• What needs to be done:
Your task is to filter the data below down to the lines holding "રખબર".

* Begin Supplied material *

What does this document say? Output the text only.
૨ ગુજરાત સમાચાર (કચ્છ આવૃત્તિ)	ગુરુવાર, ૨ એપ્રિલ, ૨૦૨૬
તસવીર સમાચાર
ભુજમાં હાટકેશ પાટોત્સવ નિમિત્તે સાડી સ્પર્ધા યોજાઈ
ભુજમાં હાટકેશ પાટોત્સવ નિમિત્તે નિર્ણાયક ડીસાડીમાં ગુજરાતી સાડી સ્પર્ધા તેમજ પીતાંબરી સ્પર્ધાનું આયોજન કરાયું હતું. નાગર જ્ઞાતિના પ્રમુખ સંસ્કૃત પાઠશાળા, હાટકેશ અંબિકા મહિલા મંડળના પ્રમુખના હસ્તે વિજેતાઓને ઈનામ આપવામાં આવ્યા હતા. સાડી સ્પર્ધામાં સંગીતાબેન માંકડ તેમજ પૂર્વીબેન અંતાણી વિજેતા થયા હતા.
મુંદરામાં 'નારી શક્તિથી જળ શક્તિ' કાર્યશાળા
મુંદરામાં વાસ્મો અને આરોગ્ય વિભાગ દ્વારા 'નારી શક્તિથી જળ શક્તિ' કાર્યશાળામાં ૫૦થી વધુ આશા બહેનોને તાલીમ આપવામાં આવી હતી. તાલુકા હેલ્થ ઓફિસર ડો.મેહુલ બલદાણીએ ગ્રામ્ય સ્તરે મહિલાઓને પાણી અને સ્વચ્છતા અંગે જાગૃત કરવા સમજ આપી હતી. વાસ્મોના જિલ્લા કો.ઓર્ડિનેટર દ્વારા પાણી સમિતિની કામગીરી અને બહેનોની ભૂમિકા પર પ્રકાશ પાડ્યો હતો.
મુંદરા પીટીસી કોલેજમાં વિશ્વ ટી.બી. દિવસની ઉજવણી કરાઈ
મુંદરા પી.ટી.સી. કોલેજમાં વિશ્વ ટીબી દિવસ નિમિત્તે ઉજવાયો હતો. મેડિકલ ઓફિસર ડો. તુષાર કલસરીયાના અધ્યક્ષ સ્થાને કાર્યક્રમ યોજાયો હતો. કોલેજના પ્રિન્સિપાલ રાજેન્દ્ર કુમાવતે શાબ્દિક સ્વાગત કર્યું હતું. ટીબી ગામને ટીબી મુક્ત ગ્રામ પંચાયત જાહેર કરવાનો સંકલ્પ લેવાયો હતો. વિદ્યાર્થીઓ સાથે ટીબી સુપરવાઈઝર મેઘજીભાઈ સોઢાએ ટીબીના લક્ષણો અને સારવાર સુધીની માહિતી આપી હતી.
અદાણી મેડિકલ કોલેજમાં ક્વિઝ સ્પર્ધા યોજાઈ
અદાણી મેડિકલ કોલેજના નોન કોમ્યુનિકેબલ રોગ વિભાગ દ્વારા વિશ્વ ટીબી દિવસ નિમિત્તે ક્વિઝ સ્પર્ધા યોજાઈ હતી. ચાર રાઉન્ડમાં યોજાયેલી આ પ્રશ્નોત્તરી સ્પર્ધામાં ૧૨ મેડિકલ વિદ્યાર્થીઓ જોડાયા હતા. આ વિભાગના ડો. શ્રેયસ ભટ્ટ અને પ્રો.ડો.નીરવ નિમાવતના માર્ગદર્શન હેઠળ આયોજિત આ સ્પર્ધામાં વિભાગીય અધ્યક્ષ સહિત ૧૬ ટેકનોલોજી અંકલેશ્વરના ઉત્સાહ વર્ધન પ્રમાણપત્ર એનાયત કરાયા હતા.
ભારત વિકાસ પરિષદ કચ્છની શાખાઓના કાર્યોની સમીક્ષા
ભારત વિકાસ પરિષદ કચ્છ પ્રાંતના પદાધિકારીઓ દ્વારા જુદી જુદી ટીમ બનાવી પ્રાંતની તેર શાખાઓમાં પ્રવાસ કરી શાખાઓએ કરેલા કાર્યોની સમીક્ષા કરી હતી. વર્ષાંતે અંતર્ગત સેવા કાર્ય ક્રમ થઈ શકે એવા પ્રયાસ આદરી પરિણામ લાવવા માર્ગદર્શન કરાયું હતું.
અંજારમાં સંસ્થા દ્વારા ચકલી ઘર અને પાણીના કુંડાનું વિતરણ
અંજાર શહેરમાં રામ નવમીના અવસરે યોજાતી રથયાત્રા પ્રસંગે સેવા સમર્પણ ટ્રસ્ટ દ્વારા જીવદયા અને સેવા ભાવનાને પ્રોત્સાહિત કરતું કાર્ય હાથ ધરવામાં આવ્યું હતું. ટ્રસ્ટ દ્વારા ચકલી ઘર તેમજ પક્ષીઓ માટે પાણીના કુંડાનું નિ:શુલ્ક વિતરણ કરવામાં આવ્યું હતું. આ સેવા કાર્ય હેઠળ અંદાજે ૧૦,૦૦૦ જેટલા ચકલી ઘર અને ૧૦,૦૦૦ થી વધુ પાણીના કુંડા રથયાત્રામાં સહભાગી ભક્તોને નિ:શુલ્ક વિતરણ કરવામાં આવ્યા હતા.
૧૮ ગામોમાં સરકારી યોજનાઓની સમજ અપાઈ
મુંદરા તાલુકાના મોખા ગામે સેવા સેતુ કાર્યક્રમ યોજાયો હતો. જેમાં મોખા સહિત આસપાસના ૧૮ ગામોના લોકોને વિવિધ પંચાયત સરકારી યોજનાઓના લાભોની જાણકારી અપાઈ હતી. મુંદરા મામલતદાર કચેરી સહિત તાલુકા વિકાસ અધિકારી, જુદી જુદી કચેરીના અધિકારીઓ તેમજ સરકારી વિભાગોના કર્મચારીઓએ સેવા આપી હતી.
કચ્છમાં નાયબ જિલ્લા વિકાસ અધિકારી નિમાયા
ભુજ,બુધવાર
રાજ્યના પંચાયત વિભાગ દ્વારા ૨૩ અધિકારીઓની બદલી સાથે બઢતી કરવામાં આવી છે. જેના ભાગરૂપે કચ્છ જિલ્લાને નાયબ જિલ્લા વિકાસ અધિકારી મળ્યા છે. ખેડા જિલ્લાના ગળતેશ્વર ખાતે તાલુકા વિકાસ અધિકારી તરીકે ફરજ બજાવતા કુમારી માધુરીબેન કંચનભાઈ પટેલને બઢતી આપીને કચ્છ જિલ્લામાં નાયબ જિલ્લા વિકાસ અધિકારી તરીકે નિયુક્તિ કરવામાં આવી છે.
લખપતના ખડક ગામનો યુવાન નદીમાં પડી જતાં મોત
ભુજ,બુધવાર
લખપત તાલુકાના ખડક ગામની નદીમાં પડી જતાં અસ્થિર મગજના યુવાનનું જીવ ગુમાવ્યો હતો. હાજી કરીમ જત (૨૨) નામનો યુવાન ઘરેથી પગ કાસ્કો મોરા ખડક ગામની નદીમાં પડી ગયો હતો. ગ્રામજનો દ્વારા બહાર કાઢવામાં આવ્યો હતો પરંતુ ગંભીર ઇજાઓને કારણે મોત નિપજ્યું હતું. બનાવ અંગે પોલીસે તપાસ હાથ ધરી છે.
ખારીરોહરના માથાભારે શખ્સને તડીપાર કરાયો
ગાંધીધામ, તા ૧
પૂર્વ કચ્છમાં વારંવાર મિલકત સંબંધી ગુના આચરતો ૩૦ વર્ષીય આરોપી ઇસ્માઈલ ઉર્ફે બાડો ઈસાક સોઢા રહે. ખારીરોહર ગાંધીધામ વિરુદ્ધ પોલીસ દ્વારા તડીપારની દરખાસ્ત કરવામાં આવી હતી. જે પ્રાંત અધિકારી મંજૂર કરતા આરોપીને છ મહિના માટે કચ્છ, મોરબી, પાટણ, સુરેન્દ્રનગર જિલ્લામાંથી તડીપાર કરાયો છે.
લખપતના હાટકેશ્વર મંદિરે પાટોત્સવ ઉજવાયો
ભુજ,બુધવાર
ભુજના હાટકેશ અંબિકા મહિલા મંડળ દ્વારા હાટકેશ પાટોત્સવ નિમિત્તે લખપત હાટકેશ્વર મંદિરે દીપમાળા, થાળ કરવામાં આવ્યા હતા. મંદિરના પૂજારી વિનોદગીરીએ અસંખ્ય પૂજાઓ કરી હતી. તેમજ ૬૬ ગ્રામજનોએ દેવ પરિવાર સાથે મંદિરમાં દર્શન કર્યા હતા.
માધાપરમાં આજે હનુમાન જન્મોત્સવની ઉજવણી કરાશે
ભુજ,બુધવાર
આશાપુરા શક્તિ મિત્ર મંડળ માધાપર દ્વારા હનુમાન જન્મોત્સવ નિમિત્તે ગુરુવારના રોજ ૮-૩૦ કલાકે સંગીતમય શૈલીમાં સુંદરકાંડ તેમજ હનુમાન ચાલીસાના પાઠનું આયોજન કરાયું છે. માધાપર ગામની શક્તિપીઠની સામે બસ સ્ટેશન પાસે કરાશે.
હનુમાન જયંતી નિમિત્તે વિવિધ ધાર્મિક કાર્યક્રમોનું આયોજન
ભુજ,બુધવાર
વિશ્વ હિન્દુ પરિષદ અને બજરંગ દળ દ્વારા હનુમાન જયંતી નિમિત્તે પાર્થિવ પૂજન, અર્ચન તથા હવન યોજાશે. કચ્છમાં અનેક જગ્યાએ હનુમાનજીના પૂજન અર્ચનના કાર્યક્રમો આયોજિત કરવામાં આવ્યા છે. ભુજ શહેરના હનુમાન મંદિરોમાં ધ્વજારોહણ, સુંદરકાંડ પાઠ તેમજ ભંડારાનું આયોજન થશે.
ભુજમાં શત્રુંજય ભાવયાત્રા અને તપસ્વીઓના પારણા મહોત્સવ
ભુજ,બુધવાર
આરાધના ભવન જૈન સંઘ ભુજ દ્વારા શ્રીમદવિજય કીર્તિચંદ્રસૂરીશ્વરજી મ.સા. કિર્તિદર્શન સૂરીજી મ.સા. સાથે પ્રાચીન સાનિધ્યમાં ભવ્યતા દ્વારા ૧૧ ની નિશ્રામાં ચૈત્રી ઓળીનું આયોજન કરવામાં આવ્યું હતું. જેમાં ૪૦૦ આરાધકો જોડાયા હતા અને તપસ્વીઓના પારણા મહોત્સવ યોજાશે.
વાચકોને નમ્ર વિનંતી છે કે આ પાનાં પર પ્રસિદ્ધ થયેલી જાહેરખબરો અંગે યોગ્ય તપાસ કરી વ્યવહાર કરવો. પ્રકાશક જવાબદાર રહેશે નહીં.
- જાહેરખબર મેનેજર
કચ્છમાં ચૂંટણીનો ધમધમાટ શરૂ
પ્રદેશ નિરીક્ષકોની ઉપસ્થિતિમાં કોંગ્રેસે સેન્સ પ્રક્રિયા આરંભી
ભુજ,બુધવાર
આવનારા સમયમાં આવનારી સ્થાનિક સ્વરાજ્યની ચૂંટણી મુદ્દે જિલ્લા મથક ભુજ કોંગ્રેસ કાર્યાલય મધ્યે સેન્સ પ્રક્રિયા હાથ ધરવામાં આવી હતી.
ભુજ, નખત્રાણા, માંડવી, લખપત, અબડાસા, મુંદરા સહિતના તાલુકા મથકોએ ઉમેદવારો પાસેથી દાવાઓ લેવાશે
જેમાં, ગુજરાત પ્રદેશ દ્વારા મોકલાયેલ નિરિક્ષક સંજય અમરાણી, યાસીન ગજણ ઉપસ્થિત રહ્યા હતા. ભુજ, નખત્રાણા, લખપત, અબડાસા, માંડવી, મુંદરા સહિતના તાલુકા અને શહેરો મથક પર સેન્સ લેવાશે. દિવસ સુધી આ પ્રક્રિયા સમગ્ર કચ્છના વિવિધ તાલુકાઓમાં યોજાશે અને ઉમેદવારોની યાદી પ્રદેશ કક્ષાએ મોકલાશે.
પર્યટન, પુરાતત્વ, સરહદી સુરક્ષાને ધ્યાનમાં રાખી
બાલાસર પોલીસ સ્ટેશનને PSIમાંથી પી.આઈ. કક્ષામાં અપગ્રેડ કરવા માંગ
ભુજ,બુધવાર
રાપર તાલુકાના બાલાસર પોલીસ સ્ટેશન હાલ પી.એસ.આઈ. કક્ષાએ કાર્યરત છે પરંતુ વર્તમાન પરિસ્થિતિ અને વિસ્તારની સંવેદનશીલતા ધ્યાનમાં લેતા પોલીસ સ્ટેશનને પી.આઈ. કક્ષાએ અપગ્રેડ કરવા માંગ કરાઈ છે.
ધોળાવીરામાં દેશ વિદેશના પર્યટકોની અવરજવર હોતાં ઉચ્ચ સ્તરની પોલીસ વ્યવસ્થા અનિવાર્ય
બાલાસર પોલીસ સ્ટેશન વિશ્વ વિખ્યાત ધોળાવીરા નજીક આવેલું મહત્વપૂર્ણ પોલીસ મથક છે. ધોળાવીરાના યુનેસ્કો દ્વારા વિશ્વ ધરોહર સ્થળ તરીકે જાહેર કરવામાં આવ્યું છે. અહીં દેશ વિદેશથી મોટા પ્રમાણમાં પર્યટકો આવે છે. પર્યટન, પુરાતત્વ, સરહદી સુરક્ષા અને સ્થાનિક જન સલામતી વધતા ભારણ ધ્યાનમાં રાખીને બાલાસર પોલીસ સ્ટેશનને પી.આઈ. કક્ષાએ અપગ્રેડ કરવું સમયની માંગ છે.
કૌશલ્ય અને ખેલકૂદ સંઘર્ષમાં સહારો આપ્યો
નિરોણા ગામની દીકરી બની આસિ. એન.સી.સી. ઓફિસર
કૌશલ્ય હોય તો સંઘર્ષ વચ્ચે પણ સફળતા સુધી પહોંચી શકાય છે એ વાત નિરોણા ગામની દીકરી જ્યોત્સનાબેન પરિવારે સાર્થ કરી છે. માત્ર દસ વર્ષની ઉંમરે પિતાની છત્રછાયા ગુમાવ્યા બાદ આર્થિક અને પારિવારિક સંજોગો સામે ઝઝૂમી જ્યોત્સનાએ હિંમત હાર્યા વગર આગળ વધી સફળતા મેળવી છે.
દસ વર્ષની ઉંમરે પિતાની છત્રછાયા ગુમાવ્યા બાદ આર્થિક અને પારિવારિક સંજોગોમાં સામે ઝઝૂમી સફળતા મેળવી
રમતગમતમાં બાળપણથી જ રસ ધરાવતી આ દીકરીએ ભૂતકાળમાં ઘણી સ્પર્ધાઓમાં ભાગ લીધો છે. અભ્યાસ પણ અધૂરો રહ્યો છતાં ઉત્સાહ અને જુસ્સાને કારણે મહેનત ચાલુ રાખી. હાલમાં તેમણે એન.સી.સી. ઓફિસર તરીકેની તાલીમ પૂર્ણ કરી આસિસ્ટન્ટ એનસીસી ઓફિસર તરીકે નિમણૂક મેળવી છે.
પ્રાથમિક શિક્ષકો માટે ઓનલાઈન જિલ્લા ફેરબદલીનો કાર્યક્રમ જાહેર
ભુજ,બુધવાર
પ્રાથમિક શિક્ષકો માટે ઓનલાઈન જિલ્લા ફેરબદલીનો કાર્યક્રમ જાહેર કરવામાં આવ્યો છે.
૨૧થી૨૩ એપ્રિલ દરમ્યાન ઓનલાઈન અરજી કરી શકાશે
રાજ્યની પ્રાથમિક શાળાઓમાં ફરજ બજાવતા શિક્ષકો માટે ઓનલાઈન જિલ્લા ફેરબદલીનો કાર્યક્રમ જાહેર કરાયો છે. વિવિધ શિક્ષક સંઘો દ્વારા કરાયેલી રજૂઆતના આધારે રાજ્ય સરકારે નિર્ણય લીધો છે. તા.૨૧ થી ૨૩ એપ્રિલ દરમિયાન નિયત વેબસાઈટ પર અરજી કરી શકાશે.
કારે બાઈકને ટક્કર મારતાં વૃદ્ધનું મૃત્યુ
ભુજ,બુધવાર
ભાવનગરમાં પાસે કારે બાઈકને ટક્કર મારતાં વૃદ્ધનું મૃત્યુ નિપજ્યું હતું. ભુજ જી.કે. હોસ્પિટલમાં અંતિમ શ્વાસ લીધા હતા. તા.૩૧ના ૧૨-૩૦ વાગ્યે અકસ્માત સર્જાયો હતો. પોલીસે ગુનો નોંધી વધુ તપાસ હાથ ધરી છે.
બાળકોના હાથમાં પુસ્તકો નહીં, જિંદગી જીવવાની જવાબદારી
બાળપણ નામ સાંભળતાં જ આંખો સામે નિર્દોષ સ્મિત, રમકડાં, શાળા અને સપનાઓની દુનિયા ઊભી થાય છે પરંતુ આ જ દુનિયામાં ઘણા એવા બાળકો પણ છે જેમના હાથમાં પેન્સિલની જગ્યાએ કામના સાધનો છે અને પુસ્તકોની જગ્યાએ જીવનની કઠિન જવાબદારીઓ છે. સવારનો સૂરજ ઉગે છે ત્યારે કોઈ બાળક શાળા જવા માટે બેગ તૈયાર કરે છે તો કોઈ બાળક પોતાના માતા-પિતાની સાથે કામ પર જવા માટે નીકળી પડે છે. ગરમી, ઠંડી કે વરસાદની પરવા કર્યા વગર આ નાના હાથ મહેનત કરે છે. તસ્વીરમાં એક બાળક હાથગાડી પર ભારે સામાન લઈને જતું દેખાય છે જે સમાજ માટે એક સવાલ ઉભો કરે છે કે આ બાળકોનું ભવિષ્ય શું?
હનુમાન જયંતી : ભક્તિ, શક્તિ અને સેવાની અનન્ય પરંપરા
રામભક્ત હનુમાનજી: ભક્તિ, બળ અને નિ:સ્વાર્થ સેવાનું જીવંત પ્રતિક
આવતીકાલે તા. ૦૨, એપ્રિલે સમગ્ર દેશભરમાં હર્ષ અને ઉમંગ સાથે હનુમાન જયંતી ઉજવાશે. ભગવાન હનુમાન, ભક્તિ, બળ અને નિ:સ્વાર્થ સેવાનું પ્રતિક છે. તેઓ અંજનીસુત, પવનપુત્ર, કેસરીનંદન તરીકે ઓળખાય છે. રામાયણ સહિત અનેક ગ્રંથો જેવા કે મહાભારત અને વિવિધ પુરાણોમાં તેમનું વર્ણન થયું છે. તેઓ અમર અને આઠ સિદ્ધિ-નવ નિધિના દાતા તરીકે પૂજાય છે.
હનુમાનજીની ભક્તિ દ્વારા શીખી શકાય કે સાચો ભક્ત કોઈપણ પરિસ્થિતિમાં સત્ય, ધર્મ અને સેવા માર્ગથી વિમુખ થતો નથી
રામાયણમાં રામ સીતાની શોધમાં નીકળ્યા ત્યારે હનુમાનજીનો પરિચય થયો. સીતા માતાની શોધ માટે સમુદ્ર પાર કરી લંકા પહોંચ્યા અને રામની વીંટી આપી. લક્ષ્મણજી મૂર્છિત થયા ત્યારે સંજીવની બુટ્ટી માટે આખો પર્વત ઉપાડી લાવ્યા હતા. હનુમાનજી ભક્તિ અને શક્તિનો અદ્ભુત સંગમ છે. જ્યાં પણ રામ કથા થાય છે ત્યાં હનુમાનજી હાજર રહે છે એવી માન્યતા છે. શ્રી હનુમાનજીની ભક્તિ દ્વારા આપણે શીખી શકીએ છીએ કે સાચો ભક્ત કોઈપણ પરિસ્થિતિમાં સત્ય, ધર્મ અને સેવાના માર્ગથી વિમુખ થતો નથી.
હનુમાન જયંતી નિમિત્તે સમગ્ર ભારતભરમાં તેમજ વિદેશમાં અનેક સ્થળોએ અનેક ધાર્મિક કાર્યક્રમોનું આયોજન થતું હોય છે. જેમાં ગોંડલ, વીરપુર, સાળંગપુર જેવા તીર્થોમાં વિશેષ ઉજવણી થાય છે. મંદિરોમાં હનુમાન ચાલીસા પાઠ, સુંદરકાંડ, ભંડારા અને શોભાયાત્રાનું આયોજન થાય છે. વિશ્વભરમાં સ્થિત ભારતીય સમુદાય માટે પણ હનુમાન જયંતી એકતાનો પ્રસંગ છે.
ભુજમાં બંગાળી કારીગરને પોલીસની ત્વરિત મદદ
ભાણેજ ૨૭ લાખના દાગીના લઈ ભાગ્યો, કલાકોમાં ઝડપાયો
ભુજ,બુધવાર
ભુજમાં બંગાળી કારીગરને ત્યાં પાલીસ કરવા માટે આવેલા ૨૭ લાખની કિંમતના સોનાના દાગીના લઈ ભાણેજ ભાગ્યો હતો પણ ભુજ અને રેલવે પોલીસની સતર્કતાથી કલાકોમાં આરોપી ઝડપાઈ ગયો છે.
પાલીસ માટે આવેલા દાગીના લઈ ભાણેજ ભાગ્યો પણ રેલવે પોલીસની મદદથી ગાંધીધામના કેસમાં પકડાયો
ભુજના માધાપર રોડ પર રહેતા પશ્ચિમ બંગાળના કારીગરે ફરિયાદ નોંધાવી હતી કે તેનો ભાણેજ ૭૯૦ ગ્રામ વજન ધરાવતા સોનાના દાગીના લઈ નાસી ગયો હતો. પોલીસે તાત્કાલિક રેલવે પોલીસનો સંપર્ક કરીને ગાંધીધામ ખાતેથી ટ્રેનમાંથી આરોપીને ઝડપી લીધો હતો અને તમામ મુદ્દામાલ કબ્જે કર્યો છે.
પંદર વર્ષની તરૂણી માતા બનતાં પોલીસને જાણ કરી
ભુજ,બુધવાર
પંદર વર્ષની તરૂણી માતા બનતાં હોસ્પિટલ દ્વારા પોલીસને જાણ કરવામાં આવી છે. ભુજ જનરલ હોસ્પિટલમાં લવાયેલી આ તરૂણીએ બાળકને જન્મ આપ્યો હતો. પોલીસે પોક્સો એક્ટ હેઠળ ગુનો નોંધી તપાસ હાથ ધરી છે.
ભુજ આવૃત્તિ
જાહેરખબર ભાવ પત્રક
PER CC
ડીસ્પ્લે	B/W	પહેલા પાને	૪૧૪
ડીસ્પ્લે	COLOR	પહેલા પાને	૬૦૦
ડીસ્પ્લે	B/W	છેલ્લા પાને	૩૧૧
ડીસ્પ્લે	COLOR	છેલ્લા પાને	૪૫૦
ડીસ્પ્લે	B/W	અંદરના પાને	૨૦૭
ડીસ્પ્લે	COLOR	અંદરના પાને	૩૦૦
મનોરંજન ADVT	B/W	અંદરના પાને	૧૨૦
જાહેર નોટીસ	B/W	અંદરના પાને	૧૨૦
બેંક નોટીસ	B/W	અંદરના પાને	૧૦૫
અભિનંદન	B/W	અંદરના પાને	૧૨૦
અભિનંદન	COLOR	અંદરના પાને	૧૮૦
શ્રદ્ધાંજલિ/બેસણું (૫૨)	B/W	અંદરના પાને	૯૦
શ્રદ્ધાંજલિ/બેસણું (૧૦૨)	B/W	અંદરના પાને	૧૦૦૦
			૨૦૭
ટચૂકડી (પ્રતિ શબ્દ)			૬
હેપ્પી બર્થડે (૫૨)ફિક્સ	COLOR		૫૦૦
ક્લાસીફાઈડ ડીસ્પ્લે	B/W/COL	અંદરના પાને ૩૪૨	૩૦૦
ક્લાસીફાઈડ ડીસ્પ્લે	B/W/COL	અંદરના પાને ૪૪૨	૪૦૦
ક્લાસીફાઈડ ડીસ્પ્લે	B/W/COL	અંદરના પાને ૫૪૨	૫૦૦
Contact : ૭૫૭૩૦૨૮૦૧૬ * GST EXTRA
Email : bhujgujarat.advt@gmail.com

* End Supplied material *

• Exercise solution:
વાચકોને નમ્ર વિનંતી છે કે આ પાનાં પર પ્રસિદ્ધ થયેલી જાહેરખબરો અંગે યોગ્ય તપાસ કરી વ્યવહાર કરવો. પ્રકાશક જવાબદાર રહેશે નહીં.
- જાહેરખબર મેનેજર
જાહેરખબર ભાવ પત્રક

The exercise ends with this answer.